◆ TASK REQUIREMENTS ◆
Retype the whole listing verbatim and keep the pictures out of it.

-- Start SOURCE DATA --

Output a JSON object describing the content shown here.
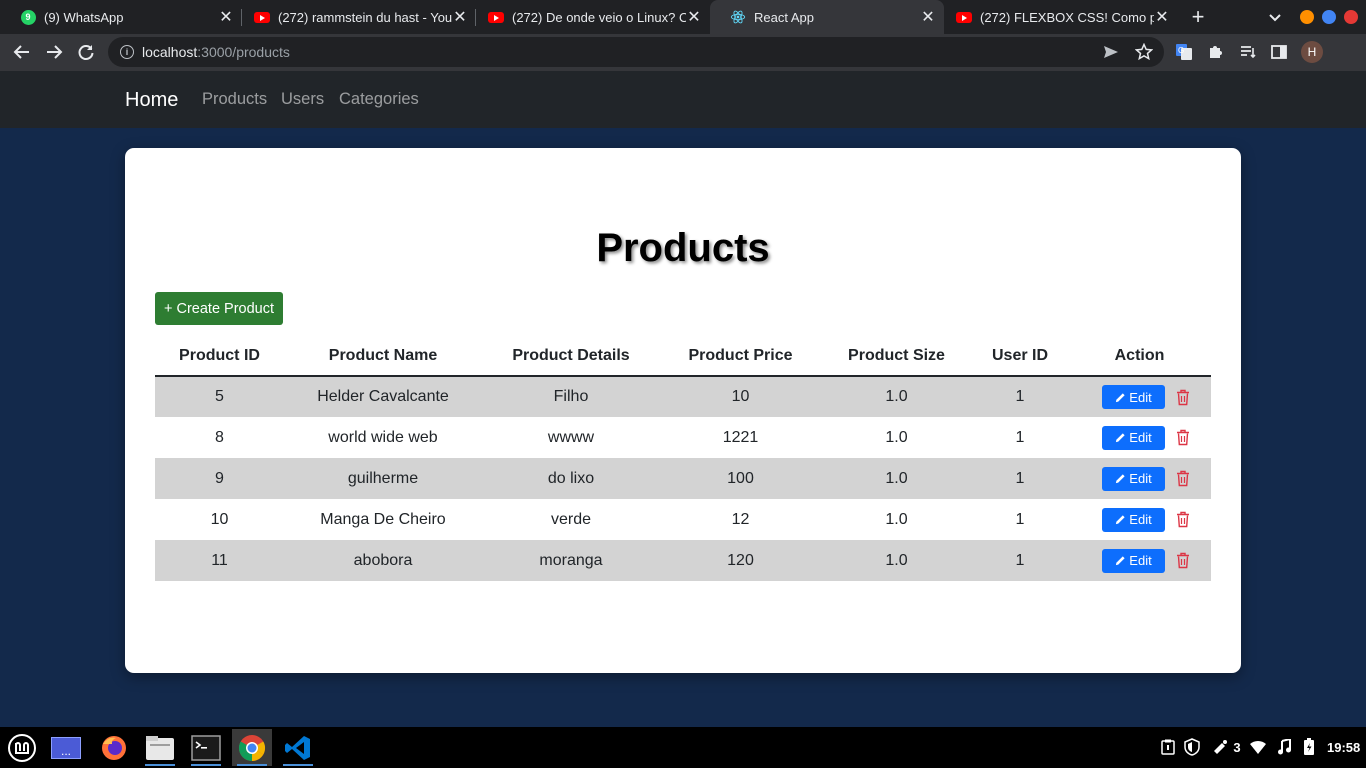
{
  "browser": {
    "tabs": [
      {
        "title": "(9) WhatsApp",
        "icon": "whatsapp-icon",
        "active": false
      },
      {
        "title": "(272) rammstein du hast - You",
        "icon": "youtube-icon",
        "active": false
      },
      {
        "title": "(272) De onde veio o Linux? O",
        "icon": "youtube-icon",
        "active": false
      },
      {
        "title": "React App",
        "icon": "react-icon",
        "active": true
      },
      {
        "title": "(272) FLEXBOX CSS! Como p",
        "icon": "youtube-icon",
        "active": false
      }
    ],
    "url_host": "localhost",
    "url_path": ":3000/products",
    "profile_initial": "H",
    "colors": {
      "window_min": "#ff8f00",
      "window_max": "#4285f4",
      "window_close": "#e53935"
    }
  },
  "navbar": {
    "brand": "Home",
    "links": [
      "Products",
      "Users",
      "Categories"
    ]
  },
  "main": {
    "title": "Products",
    "create_label": "+ Create Product",
    "table": {
      "headers": [
        "Product ID",
        "Product Name",
        "Product Details",
        "Product Price",
        "Product Size",
        "User ID",
        "Action"
      ],
      "rows": [
        {
          "id": "5",
          "name": "Helder Cavalcante",
          "details": "Filho",
          "price": "10",
          "size": "1.0",
          "user": "1"
        },
        {
          "id": "8",
          "name": "world wide web",
          "details": "wwww",
          "price": "1221",
          "size": "1.0",
          "user": "1"
        },
        {
          "id": "9",
          "name": "guilherme",
          "details": "do lixo",
          "price": "100",
          "size": "1.0",
          "user": "1"
        },
        {
          "id": "10",
          "name": "Manga De Cheiro",
          "details": "verde",
          "price": "12",
          "size": "1.0",
          "user": "1"
        },
        {
          "id": "11",
          "name": "abobora",
          "details": "moranga",
          "price": "120",
          "size": "1.0",
          "user": "1"
        }
      ],
      "edit_label": "Edit"
    },
    "colors": {
      "create": "#2e7d32",
      "edit": "#0d6efd",
      "delete": "#dc3545",
      "stripe": "#d3d3d3",
      "background": "#13294b"
    }
  },
  "taskbar": {
    "apps": [
      "mint-menu-icon",
      "workspace-icon",
      "firefox-icon",
      "files-icon",
      "terminal-icon",
      "chrome-icon",
      "vscode-icon"
    ],
    "workspace_label": "...",
    "notification_count": "3",
    "clock": "19:58"
  }
}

-- End SOURCE DATA --

◆ SOLVED PROBLEM ◆
Output a JSON object describing the content shown here.
{
  "browser": {
    "tabs": [
      {
        "title": "(9) WhatsApp",
        "icon": "whatsapp-icon",
        "active": false
      },
      {
        "title": "(272) rammstein du hast - You",
        "icon": "youtube-icon",
        "active": false
      },
      {
        "title": "(272) De onde veio o Linux? O",
        "icon": "youtube-icon",
        "active": false
      },
      {
        "title": "React App",
        "icon": "react-icon",
        "active": true
      },
      {
        "title": "(272) FLEXBOX CSS! Como p",
        "icon": "youtube-icon",
        "active": false
      }
    ],
    "url_host": "localhost",
    "url_path": ":3000/products",
    "profile_initial": "H",
    "colors": {
      "window_min": "#ff8f00",
      "window_max": "#4285f4",
      "window_close": "#e53935"
    }
  },
  "navbar": {
    "brand": "Home",
    "links": [
      "Products",
      "Users",
      "Categories"
    ]
  },
  "main": {
    "title": "Products",
    "create_label": "+ Create Product",
    "table": {
      "headers": [
        "Product ID",
        "Product Name",
        "Product Details",
        "Product Price",
        "Product Size",
        "User ID",
        "Action"
      ],
      "rows": [
        {
          "id": "5",
          "name": "Helder Cavalcante",
          "details": "Filho",
          "price": "10",
          "size": "1.0",
          "user": "1"
        },
        {
          "id": "8",
          "name": "world wide web",
          "details": "wwww",
          "price": "1221",
          "size": "1.0",
          "user": "1"
        },
        {
          "id": "9",
          "name": "guilherme",
          "details": "do lixo",
          "price": "100",
          "size": "1.0",
          "user": "1"
        },
        {
          "id": "10",
          "name": "Manga De Cheiro",
          "details": "verde",
          "price": "12",
          "size": "1.0",
          "user": "1"
        },
        {
          "id": "11",
          "name": "abobora",
          "details": "moranga",
          "price": "120",
          "size": "1.0",
          "user": "1"
        }
      ],
      "edit_label": "Edit"
    },
    "colors": {
      "create": "#2e7d32",
      "edit": "#0d6efd",
      "delete": "#dc3545",
      "stripe": "#d3d3d3",
      "background": "#13294b"
    }
  },
  "taskbar": {
    "apps": [
      "mint-menu-icon",
      "workspace-icon",
      "firefox-icon",
      "files-icon",
      "terminal-icon",
      "chrome-icon",
      "vscode-icon"
    ],
    "workspace_label": "...",
    "notification_count": "3",
    "clock": "19:58"
  }
}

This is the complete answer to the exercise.